-------- DATA TO USE --------

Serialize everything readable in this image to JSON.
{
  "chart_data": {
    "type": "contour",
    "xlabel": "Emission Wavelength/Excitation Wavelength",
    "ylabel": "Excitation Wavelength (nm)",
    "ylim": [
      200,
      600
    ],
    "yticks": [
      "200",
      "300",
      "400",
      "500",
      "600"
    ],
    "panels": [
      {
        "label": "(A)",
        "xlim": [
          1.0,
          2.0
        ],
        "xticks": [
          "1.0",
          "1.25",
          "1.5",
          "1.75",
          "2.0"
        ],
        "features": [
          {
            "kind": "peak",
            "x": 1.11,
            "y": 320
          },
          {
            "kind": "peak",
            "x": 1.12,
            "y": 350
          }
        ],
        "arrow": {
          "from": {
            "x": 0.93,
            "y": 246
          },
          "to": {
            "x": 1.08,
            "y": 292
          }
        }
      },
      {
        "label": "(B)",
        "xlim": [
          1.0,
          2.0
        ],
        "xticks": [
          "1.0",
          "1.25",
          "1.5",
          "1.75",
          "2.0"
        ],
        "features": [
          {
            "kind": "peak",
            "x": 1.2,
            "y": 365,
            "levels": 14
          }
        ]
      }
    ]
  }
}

--------
-------- DATA TO USE --------

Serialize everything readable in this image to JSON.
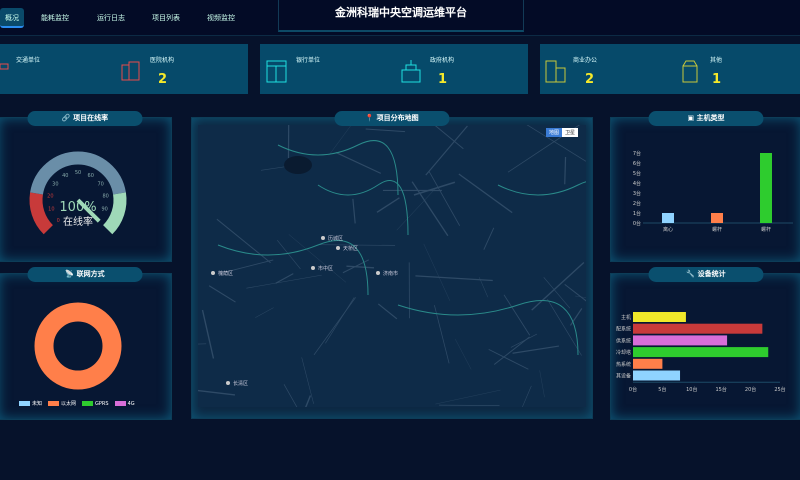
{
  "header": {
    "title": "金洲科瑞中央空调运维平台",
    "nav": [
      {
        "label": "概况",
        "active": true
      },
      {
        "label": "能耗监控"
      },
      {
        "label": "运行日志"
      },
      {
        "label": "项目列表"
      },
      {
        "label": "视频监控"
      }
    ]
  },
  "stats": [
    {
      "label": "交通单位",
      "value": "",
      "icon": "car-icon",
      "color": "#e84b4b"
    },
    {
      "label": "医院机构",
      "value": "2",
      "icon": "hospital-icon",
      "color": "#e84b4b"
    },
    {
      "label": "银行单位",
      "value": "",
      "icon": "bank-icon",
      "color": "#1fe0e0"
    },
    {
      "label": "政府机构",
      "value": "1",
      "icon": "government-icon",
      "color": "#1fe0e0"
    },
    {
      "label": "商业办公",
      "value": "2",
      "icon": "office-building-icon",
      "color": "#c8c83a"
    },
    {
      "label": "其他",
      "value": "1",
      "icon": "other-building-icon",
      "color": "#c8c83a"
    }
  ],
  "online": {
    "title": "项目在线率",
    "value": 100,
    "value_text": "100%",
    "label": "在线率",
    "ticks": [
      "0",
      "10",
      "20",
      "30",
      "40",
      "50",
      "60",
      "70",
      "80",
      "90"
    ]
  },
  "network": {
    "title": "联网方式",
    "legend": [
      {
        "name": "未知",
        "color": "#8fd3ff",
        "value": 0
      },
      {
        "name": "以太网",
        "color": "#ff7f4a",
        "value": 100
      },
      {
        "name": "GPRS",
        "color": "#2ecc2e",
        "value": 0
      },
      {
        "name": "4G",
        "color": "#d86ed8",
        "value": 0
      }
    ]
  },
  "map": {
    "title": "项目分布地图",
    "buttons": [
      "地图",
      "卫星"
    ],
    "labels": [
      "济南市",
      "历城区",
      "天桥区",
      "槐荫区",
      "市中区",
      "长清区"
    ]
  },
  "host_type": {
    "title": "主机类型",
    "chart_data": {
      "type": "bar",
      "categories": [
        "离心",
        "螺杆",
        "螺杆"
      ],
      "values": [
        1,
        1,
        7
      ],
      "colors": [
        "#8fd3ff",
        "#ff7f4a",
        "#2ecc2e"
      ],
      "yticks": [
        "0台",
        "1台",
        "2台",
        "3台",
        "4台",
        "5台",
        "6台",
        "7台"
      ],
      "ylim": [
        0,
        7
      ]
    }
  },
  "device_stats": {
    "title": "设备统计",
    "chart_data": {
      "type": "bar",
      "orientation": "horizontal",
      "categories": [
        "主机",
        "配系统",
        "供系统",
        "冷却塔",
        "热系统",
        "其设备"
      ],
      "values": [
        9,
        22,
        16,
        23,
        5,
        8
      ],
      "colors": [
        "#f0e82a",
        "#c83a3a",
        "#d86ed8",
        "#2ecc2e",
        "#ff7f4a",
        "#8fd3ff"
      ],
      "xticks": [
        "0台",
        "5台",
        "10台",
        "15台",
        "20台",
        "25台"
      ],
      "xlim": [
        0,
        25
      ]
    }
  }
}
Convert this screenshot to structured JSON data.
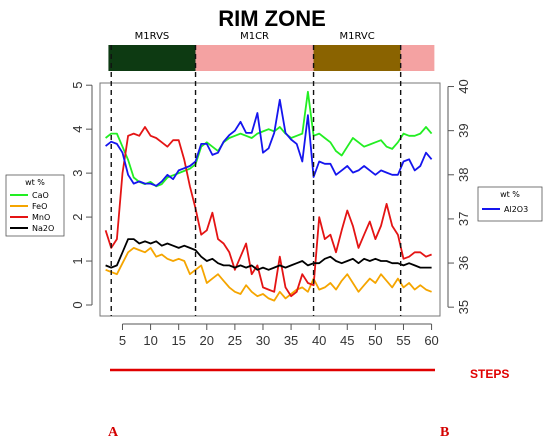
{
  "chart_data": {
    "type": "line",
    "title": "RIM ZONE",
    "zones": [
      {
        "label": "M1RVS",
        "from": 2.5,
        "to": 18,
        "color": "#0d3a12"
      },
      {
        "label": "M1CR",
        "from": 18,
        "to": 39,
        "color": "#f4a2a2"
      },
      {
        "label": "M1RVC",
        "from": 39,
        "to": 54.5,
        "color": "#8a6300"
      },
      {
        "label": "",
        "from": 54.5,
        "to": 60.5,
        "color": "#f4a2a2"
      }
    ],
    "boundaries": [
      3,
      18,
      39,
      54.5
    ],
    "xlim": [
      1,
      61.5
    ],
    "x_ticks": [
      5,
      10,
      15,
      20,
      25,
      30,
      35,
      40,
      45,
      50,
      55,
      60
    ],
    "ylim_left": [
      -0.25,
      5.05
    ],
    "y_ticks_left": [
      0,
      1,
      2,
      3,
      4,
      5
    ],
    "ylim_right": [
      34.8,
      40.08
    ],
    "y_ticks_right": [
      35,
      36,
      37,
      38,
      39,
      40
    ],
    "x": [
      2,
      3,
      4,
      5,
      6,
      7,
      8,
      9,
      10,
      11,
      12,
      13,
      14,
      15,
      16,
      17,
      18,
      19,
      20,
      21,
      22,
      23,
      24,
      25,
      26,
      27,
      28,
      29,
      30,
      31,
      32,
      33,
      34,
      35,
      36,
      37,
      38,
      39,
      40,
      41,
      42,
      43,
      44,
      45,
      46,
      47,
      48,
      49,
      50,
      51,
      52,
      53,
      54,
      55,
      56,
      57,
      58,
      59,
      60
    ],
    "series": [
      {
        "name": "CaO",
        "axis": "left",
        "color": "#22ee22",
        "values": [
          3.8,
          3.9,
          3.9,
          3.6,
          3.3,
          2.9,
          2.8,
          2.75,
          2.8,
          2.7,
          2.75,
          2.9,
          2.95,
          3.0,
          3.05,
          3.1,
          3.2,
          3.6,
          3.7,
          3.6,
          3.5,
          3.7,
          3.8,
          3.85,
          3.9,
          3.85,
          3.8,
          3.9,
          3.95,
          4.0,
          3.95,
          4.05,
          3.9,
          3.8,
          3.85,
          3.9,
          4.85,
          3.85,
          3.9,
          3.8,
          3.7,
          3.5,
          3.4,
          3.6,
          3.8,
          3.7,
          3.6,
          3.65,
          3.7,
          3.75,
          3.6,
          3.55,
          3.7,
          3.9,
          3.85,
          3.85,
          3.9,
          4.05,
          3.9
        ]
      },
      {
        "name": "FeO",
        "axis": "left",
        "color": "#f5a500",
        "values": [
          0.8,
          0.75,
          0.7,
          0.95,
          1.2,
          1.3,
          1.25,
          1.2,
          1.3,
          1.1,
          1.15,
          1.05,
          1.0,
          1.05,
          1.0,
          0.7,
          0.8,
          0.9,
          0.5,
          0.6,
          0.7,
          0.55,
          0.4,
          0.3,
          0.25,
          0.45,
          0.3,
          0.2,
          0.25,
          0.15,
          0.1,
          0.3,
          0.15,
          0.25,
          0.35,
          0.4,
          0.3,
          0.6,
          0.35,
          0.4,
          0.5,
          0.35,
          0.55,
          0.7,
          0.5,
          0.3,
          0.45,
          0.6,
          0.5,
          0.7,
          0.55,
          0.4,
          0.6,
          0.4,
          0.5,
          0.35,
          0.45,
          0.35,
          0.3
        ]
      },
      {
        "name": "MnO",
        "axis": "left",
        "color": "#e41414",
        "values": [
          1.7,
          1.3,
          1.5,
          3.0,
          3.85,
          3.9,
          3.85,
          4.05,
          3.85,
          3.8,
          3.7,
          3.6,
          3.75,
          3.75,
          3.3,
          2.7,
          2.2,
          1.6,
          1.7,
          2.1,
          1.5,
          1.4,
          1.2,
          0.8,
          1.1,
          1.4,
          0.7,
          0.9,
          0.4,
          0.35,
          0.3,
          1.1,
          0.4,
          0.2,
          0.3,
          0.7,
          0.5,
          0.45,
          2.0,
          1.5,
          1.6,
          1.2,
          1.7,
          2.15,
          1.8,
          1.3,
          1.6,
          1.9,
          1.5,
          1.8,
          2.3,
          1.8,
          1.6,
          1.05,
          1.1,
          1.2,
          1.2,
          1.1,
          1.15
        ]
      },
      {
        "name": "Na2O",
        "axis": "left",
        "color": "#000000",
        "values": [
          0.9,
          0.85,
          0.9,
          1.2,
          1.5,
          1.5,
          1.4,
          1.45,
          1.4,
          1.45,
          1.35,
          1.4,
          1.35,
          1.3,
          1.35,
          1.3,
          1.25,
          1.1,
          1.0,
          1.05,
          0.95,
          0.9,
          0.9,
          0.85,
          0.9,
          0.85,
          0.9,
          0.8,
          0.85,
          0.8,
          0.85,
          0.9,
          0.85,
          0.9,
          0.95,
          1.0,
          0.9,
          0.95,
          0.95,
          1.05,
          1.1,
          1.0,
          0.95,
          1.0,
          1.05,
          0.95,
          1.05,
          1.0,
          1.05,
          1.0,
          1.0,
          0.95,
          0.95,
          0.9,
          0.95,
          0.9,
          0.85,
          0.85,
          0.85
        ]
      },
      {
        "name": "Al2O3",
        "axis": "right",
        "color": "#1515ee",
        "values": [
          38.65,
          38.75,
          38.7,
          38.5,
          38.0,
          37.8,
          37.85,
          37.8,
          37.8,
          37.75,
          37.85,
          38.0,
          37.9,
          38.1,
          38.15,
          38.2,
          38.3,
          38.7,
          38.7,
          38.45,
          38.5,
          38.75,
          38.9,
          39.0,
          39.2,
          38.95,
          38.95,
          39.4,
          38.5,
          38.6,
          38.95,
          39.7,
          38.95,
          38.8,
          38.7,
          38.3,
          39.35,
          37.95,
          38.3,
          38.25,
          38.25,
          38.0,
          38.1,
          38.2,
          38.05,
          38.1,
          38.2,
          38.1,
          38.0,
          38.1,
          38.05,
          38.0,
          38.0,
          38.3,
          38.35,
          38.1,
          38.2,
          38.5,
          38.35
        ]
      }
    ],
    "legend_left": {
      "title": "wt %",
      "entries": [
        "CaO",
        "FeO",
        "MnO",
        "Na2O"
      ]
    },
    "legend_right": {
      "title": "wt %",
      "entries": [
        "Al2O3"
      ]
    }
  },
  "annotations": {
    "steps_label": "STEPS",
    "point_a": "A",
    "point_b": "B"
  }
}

--------

Copy out each line of the data containing the string "name".

_WRITTEN RESPONSE_:
        "name": "未知",
        "name": "以太网",
        "name": "GPRS",
        "name": "4G",
        "name": "CaO",
        "name": "FeO",
        "name": "MnO",
        "name": "Na2O",
        "name": "Al2O3",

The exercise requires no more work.